All of the material below is to be returned exactly.
## start Given records
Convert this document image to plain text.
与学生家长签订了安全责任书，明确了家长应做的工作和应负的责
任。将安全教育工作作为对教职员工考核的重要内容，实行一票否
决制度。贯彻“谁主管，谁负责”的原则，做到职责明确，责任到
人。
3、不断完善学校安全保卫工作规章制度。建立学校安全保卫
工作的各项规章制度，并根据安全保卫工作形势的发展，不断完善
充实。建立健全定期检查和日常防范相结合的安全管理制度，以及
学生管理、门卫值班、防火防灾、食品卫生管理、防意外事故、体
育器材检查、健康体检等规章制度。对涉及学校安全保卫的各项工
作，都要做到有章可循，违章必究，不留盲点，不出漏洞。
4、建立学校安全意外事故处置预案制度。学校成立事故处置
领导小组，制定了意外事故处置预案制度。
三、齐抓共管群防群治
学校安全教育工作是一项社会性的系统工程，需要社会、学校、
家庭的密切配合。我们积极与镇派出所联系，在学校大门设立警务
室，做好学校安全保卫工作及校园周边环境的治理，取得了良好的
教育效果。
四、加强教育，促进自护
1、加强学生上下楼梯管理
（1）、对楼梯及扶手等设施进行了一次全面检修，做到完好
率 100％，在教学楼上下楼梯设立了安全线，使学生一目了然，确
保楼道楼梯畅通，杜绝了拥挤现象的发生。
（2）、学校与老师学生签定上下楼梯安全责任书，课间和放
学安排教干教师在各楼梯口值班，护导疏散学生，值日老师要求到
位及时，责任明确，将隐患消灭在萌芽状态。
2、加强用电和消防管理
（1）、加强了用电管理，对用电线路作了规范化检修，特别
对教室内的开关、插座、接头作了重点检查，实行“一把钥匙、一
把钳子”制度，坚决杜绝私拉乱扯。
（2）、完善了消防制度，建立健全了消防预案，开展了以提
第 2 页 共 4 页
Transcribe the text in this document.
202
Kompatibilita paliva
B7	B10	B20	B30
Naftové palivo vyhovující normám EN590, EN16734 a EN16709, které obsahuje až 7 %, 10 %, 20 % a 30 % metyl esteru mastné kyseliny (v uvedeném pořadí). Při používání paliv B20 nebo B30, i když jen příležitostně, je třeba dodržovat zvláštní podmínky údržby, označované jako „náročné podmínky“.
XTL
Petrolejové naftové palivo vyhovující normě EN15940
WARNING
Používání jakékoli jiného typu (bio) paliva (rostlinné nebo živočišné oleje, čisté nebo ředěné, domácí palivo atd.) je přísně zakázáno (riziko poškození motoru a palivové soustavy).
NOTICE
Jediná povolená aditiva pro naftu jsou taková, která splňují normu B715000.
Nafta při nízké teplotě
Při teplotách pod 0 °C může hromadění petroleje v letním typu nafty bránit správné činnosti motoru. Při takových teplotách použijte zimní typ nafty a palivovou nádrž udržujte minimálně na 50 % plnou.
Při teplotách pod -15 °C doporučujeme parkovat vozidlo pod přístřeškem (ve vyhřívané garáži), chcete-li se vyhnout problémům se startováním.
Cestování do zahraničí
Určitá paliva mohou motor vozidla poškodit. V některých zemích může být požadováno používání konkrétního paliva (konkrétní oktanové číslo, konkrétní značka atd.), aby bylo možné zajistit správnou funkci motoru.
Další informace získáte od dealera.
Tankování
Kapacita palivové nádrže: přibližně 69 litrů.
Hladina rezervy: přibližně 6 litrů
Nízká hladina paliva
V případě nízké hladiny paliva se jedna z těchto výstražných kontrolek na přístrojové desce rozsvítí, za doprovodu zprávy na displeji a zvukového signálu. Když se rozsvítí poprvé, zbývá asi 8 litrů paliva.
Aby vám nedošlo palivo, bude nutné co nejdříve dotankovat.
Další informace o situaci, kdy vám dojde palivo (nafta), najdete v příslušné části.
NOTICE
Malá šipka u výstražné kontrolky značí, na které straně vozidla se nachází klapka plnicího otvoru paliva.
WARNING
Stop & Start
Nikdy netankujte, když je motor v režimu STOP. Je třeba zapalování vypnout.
## end Given records
Response below.
Convert this document image to plain text.
与学生家长签订了安全责任书，明确了家长应做的工作和应负的责
任。将安全教育工作作为对教职员工考核的重要内容，实行一票否
决制度。贯彻“谁主管，谁负责”的原则，做到职责明确，责任到
人。
3、不断完善学校安全保卫工作规章制度。建立学校安全保卫
工作的各项规章制度，并根据安全保卫工作形势的发展，不断完善
充实。建立健全定期检查和日常防范相结合的安全管理制度，以及
学生管理、门卫值班、防火防灾、食品卫生管理、防意外事故、体
育器材检查、健康体检等规章制度。对涉及学校安全保卫的各项工
作，都要做到有章可循，违章必究，不留盲点，不出漏洞。
4、建立学校安全意外事故处置预案制度。学校成立事故处置
领导小组，制定了意外事故处置预案制度。
三、齐抓共管群防群治
学校安全教育工作是一项社会性的系统工程，需要社会、学校、
家庭的密切配合。我们积极与镇派出所联系，在学校大门设立警务
室，做好学校安全保卫工作及校园周边环境的治理，取得了良好的
教育效果。
四、加强教育，促进自护
1、加强学生上下楼梯管理
（1）、对楼梯及扶手等设施进行了一次全面检修，做到完好
率 100％，在教学楼上下楼梯设立了安全线，使学生一目了然，确
保楼道楼梯畅通，杜绝了拥挤现象的发生。
（2）、学校与老师学生签定上下楼梯安全责任书，课间和放
学安排教干教师在各楼梯口值班，护导疏散学生，值日老师要求到
位及时，责任明确，将隐患消灭在萌芽状态。
2、加强用电和消防管理
（1）、加强了用电管理，对用电线路作了规范化检修，特别
对教室内的开关、插座、接头作了重点检查，实行“一把钥匙、一
把钳子”制度，坚决杜绝私拉乱扯。
（2）、完善了消防制度，建立健全了消防预案，开展了以提
第 2 页 共 4 页
Transcribe the text in this document.
202
Kompatibilita paliva
B7	B10	B20	B30
Naftové palivo vyhovující normám EN590, EN16734 a EN16709, které obsahuje až 7 %, 10 %, 20 % a 30 % metyl esteru mastné kyseliny (v uvedeném pořadí). Při používání paliv B20 nebo B30, i když jen příležitostně, je třeba dodržovat zvláštní podmínky údržby, označované jako „náročné podmínky“.
XTL
Petrolejové naftové palivo vyhovující normě EN15940
WARNING
Používání jakékoli jiného typu (bio) paliva (rostlinné nebo živočišné oleje, čisté nebo ředěné, domácí palivo atd.) je přísně zakázáno (riziko poškození motoru a palivové soustavy).
NOTICE
Jediná povolená aditiva pro naftu jsou taková, která splňují normu B715000.
Nafta při nízké teplotě
Při teplotách pod 0 °C může hromadění petroleje v letním typu nafty bránit správné činnosti motoru. Při takových teplotách použijte zimní typ nafty a palivovou nádrž udržujte minimálně na 50 % plnou.
Při teplotách pod -15 °C doporučujeme parkovat vozidlo pod přístřeškem (ve vyhřívané garáži), chcete-li se vyhnout problémům se startováním.
Cestování do zahraničí
Určitá paliva mohou motor vozidla poškodit. V některých zemích může být požadováno používání konkrétního paliva (konkrétní oktanové číslo, konkrétní značka atd.), aby bylo možné zajistit správnou funkci motoru.
Další informace získáte od dealera.
Tankování
Kapacita palivové nádrže: přibližně 69 litrů.
Hladina rezervy: přibližně 6 litrů
Nízká hladina paliva
V případě nízké hladiny paliva se jedna z těchto výstražných kontrolek na přístrojové desce rozsvítí, za doprovodu zprávy na displeji a zvukového signálu. Když se rozsvítí poprvé, zbývá asi 8 litrů paliva.
Aby vám nedošlo palivo, bude nutné co nejdříve dotankovat.
Další informace o situaci, kdy vám dojde palivo (nafta), najdete v příslušné části.
NOTICE
Malá šipka u výstražné kontrolky značí, na které straně vozidla se nachází klapka plnicího otvoru paliva.
WARNING
Stop & Start
Nikdy netankujte, když je motor v režimu STOP. Je třeba zapalování vypnout.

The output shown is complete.